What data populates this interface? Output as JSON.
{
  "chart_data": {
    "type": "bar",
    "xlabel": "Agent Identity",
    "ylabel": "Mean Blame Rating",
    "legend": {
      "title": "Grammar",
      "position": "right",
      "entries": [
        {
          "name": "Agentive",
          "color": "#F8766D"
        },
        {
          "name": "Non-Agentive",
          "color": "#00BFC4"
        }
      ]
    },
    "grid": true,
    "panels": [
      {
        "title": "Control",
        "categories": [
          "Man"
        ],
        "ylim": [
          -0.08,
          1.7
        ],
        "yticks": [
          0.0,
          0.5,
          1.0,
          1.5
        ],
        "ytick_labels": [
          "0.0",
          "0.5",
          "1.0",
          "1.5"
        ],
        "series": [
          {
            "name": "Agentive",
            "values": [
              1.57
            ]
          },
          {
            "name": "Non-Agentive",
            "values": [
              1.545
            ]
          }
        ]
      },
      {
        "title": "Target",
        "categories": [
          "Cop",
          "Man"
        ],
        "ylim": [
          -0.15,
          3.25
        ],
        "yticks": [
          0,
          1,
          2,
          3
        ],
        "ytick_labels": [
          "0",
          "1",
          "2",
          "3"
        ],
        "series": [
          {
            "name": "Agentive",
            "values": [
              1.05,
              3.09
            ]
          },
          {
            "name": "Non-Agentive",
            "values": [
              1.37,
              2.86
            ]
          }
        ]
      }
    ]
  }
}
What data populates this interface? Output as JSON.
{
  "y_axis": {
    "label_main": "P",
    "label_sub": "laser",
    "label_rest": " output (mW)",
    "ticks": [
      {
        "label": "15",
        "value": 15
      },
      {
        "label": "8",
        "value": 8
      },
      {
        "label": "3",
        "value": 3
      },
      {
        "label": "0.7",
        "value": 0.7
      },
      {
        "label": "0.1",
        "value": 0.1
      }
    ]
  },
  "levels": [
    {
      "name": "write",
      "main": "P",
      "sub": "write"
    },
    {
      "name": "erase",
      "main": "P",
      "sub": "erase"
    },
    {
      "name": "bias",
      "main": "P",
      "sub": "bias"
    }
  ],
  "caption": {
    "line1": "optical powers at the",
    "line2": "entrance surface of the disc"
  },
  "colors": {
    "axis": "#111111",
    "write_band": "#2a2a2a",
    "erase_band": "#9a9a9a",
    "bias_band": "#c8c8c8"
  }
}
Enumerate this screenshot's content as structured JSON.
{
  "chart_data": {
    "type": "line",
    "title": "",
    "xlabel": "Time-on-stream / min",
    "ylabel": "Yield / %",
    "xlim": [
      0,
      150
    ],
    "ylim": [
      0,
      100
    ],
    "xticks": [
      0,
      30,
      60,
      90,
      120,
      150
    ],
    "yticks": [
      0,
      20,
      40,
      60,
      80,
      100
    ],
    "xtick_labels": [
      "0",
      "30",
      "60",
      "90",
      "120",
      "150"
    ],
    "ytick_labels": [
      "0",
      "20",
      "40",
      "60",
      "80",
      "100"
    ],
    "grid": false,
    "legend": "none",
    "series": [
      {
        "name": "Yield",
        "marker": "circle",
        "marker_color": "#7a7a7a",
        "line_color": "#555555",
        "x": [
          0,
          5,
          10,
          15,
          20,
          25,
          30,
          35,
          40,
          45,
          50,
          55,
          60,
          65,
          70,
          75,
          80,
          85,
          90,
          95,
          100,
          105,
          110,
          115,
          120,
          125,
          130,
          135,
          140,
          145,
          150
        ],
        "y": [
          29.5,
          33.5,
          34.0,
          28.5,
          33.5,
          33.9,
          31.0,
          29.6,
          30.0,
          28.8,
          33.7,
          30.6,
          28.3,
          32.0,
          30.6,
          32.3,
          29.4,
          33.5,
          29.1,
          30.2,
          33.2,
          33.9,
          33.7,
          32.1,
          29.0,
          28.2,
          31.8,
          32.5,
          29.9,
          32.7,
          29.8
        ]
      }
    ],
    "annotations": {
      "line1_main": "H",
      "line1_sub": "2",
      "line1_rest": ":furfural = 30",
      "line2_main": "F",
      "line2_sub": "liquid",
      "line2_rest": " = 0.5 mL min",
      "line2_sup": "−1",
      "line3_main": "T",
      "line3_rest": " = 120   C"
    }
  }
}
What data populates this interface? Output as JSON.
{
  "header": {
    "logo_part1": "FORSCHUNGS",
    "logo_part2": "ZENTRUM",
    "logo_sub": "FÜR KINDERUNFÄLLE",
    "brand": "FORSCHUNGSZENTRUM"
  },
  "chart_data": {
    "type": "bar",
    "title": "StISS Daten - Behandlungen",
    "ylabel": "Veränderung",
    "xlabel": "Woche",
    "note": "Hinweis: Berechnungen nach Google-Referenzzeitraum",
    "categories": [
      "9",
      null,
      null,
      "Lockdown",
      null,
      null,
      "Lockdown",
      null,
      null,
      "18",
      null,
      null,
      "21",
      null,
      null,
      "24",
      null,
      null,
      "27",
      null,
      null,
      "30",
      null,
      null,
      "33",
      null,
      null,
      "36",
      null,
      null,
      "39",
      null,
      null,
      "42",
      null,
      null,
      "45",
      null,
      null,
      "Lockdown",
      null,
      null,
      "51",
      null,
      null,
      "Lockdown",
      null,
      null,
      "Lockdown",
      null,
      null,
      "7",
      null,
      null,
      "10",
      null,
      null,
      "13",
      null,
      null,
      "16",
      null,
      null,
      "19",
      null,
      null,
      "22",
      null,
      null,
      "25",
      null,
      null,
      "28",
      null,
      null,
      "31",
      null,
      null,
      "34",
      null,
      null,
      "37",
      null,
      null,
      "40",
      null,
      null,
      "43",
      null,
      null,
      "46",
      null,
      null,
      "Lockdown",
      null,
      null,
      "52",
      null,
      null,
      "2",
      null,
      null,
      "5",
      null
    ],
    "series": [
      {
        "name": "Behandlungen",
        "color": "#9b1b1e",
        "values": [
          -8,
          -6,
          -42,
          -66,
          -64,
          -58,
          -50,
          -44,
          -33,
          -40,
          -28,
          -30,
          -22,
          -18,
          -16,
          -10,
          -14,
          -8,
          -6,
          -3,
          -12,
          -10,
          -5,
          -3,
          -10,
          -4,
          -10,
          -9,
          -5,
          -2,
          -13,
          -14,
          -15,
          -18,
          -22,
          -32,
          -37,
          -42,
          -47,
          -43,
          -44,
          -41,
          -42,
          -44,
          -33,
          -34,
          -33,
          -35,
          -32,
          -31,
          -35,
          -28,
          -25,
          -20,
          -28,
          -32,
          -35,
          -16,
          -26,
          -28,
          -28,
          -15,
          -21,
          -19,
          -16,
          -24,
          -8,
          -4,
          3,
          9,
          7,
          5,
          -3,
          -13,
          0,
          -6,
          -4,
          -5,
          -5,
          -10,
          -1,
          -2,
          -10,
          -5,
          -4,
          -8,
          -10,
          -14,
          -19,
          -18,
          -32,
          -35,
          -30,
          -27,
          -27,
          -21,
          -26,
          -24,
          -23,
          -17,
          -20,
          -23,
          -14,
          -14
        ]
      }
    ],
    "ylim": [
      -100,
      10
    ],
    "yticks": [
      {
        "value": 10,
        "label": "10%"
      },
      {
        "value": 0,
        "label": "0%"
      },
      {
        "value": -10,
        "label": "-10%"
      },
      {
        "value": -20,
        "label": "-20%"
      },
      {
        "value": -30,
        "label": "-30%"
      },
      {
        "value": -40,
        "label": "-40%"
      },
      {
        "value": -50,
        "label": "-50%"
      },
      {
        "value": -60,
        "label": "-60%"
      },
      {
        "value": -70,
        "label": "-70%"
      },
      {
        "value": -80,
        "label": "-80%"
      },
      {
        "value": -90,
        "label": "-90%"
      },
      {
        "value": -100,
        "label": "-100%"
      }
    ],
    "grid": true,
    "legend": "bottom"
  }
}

● ● ●

■ **Task description**
Write the material out exactly, with nothing left out.

■ **Exercise output**
What data populates this interface? Output as JSON.
{
  "chart_data": {
    "type": "bar",
    "xlabel": "Agent Identity",
    "ylabel": "Mean Blame Rating",
    "legend": {
      "title": "Grammar",
      "position": "right",
      "entries": [
        {
          "name": "Agentive",
          "color": "#F8766D"
        },
        {
          "name": "Non-Agentive",
          "color": "#00BFC4"
        }
      ]
    },
    "grid": true,
    "panels": [
      {
        "title": "Control",
        "categories": [
          "Man"
        ],
        "ylim": [
          -0.08,
          1.7
        ],
        "yticks": [
          0.0,
          0.5,
          1.0,
          1.5
        ],
        "ytick_labels": [
          "0.0",
          "0.5",
          "1.0",
          "1.5"
        ],
        "series": [
          {
            "name": "Agentive",
            "values": [
              1.57
            ]
          },
          {
            "name": "Non-Agentive",
            "values": [
              1.545
            ]
          }
        ]
      },
      {
        "title": "Target",
        "categories": [
          "Cop",
          "Man"
        ],
        "ylim": [
          -0.15,
          3.25
        ],
        "yticks": [
          0,
          1,
          2,
          3
        ],
        "ytick_labels": [
          "0",
          "1",
          "2",
          "3"
        ],
        "series": [
          {
            "name": "Agentive",
            "values": [
              1.05,
              3.09
            ]
          },
          {
            "name": "Non-Agentive",
            "values": [
              1.37,
              2.86
            ]
          }
        ]
      }
    ]
  }
}
What data populates this interface? Output as JSON.
{
  "y_axis": {
    "label_main": "P",
    "label_sub": "laser",
    "label_rest": " output (mW)",
    "ticks": [
      {
        "label": "15",
        "value": 15
      },
      {
        "label": "8",
        "value": 8
      },
      {
        "label": "3",
        "value": 3
      },
      {
        "label": "0.7",
        "value": 0.7
      },
      {
        "label": "0.1",
        "value": 0.1
      }
    ]
  },
  "levels": [
    {
      "name": "write",
      "main": "P",
      "sub": "write"
    },
    {
      "name": "erase",
      "main": "P",
      "sub": "erase"
    },
    {
      "name": "bias",
      "main": "P",
      "sub": "bias"
    }
  ],
  "caption": {
    "line1": "optical powers at the",
    "line2": "entrance surface of the disc"
  },
  "colors": {
    "axis": "#111111",
    "write_band": "#2a2a2a",
    "erase_band": "#9a9a9a",
    "bias_band": "#c8c8c8"
  }
}
Enumerate this screenshot's content as structured JSON.
{
  "chart_data": {
    "type": "line",
    "title": "",
    "xlabel": "Time-on-stream / min",
    "ylabel": "Yield / %",
    "xlim": [
      0,
      150
    ],
    "ylim": [
      0,
      100
    ],
    "xticks": [
      0,
      30,
      60,
      90,
      120,
      150
    ],
    "yticks": [
      0,
      20,
      40,
      60,
      80,
      100
    ],
    "xtick_labels": [
      "0",
      "30",
      "60",
      "90",
      "120",
      "150"
    ],
    "ytick_labels": [
      "0",
      "20",
      "40",
      "60",
      "80",
      "100"
    ],
    "grid": false,
    "legend": "none",
    "series": [
      {
        "name": "Yield",
        "marker": "circle",
        "marker_color": "#7a7a7a",
        "line_color": "#555555",
        "x": [
          0,
          5,
          10,
          15,
          20,
          25,
          30,
          35,
          40,
          45,
          50,
          55,
          60,
          65,
          70,
          75,
          80,
          85,
          90,
          95,
          100,
          105,
          110,
          115,
          120,
          125,
          130,
          135,
          140,
          145,
          150
        ],
        "y": [
          29.5,
          33.5,
          34.0,
          28.5,
          33.5,
          33.9,
          31.0,
          29.6,
          30.0,
          28.8,
          33.7,
          30.6,
          28.3,
          32.0,
          30.6,
          32.3,
          29.4,
          33.5,
          29.1,
          30.2,
          33.2,
          33.9,
          33.7,
          32.1,
          29.0,
          28.2,
          31.8,
          32.5,
          29.9,
          32.7,
          29.8
        ]
      }
    ],
    "annotations": {
      "line1_main": "H",
      "line1_sub": "2",
      "line1_rest": ":furfural = 30",
      "line2_main": "F",
      "line2_sub": "liquid",
      "line2_rest": " = 0.5 mL min",
      "line2_sup": "−1",
      "line3_main": "T",
      "line3_rest": " = 120   C"
    }
  }
}
What data populates this interface? Output as JSON.
{
  "header": {
    "logo_part1": "FORSCHUNGS",
    "logo_part2": "ZENTRUM",
    "logo_sub": "FÜR KINDERUNFÄLLE",
    "brand": "FORSCHUNGSZENTRUM"
  },
  "chart_data": {
    "type": "bar",
    "title": "StISS Daten - Behandlungen",
    "ylabel": "Veränderung",
    "xlabel": "Woche",
    "note": "Hinweis: Berechnungen nach Google-Referenzzeitraum",
    "categories": [
      "9",
      null,
      null,
      "Lockdown",
      null,
      null,
      "Lockdown",
      null,
      null,
      "18",
      null,
      null,
      "21",
      null,
      null,
      "24",
      null,
      null,
      "27",
      null,
      null,
      "30",
      null,
      null,
      "33",
      null,
      null,
      "36",
      null,
      null,
      "39",
      null,
      null,
      "42",
      null,
      null,
      "45",
      null,
      null,
      "Lockdown",
      null,
      null,
      "51",
      null,
      null,
      "Lockdown",
      null,
      null,
      "Lockdown",
      null,
      null,
      "7",
      null,
      null,
      "10",
      null,
      null,
      "13",
      null,
      null,
      "16",
      null,
      null,
      "19",
      null,
      null,
      "22",
      null,
      null,
      "25",
      null,
      null,
      "28",
      null,
      null,
      "31",
      null,
      null,
      "34",
      null,
      null,
      "37",
      null,
      null,
      "40",
      null,
      null,
      "43",
      null,
      null,
      "46",
      null,
      null,
      "Lockdown",
      null,
      null,
      "52",
      null,
      null,
      "2",
      null,
      null,
      "5",
      null
    ],
    "series": [
      {
        "name": "Behandlungen",
        "color": "#9b1b1e",
        "values": [
          -8,
          -6,
          -42,
          -66,
          -64,
          -58,
          -50,
          -44,
          -33,
          -40,
          -28,
          -30,
          -22,
          -18,
          -16,
          -10,
          -14,
          -8,
          -6,
          -3,
          -12,
          -10,
          -5,
          -3,
          -10,
          -4,
          -10,
          -9,
          -5,
          -2,
          -13,
          -14,
          -15,
          -18,
          -22,
          -32,
          -37,
          -42,
          -47,
          -43,
          -44,
          -41,
          -42,
          -44,
          -33,
          -34,
          -33,
          -35,
          -32,
          -31,
          -35,
          -28,
          -25,
          -20,
          -28,
          -32,
          -35,
          -16,
          -26,
          -28,
          -28,
          -15,
          -21,
          -19,
          -16,
          -24,
          -8,
          -4,
          3,
          9,
          7,
          5,
          -3,
          -13,
          0,
          -6,
          -4,
          -5,
          -5,
          -10,
          -1,
          -2,
          -10,
          -5,
          -4,
          -8,
          -10,
          -14,
          -19,
          -18,
          -32,
          -35,
          -30,
          -27,
          -27,
          -21,
          -26,
          -24,
          -23,
          -17,
          -20,
          -23,
          -14,
          -14
        ]
      }
    ],
    "ylim": [
      -100,
      10
    ],
    "yticks": [
      {
        "value": 10,
        "label": "10%"
      },
      {
        "value": 0,
        "label": "0%"
      },
      {
        "value": -10,
        "label": "-10%"
      },
      {
        "value": -20,
        "label": "-20%"
      },
      {
        "value": -30,
        "label": "-30%"
      },
      {
        "value": -40,
        "label": "-40%"
      },
      {
        "value": -50,
        "label": "-50%"
      },
      {
        "value": -60,
        "label": "-60%"
      },
      {
        "value": -70,
        "label": "-70%"
      },
      {
        "value": -80,
        "label": "-80%"
      },
      {
        "value": -90,
        "label": "-90%"
      },
      {
        "value": -100,
        "label": "-100%"
      }
    ],
    "grid": true,
    "legend": "bottom"
  }
}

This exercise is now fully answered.